• **EXERCISE DIRECTIONS**
Go through the records line by line and work out how many lines hold the word "xlabel". Answer with the number only.

• **ENTRIES**
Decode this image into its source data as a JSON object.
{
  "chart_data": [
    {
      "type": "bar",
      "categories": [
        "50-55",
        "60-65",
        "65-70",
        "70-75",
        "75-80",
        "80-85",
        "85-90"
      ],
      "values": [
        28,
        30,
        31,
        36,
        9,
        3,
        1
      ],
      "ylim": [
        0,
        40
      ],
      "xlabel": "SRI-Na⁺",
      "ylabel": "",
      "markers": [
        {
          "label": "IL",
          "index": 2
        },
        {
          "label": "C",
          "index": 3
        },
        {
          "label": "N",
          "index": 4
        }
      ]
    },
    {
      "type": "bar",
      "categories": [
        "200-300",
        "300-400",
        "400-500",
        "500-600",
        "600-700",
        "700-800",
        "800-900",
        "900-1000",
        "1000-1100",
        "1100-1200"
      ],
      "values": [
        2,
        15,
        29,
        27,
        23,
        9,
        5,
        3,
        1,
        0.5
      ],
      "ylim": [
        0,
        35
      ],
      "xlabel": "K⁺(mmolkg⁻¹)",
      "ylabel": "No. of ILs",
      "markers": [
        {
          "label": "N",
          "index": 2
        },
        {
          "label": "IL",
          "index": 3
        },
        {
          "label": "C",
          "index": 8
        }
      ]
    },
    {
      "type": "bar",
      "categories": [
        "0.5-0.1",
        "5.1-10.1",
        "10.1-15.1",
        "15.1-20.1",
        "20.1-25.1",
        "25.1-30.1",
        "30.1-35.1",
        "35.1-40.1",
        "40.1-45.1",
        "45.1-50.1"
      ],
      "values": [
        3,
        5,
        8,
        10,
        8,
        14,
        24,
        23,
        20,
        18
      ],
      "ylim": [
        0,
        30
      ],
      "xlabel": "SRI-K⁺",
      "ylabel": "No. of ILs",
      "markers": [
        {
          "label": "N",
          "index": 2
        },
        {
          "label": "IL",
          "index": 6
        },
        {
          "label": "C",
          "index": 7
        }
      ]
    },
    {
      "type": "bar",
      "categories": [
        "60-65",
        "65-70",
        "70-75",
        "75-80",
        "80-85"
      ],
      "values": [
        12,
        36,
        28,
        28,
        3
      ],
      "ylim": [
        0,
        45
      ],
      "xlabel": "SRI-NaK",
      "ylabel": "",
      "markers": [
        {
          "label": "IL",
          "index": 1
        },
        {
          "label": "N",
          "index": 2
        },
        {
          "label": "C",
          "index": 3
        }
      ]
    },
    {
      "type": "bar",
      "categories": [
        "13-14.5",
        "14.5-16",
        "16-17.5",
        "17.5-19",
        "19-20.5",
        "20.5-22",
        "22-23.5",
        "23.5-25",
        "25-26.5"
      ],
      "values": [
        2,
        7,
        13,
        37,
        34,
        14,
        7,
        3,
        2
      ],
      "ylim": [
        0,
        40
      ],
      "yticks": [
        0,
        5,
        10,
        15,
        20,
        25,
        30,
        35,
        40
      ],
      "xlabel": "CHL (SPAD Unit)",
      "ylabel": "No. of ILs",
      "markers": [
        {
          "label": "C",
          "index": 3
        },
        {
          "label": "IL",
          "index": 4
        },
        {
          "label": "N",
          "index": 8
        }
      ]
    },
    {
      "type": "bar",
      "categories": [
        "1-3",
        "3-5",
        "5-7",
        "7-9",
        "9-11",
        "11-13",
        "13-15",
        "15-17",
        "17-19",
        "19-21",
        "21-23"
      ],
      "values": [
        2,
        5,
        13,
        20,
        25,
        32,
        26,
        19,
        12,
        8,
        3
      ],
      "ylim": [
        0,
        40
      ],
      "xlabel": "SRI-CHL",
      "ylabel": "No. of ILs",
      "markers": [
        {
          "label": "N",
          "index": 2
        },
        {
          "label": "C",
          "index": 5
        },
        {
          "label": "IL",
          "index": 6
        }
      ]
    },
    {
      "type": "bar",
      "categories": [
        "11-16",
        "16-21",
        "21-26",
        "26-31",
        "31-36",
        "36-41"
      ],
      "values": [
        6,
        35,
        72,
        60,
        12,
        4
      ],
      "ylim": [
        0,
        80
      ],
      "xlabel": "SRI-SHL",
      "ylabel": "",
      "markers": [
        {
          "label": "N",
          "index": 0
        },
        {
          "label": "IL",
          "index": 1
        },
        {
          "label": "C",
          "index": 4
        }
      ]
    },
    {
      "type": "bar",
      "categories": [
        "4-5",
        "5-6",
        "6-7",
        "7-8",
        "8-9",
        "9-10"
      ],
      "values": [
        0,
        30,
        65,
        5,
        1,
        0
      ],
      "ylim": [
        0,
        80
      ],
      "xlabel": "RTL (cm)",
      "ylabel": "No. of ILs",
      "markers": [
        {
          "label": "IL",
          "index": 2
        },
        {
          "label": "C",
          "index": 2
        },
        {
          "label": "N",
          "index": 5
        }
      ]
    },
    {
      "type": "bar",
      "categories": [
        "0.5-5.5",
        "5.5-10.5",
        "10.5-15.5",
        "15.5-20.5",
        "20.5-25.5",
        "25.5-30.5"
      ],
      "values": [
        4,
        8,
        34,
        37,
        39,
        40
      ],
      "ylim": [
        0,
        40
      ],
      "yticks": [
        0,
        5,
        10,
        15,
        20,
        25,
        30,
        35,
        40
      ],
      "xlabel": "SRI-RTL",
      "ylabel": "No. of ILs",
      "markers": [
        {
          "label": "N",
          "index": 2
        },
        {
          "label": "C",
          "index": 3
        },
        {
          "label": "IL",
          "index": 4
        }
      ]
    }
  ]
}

• **FINAL RESULT**
9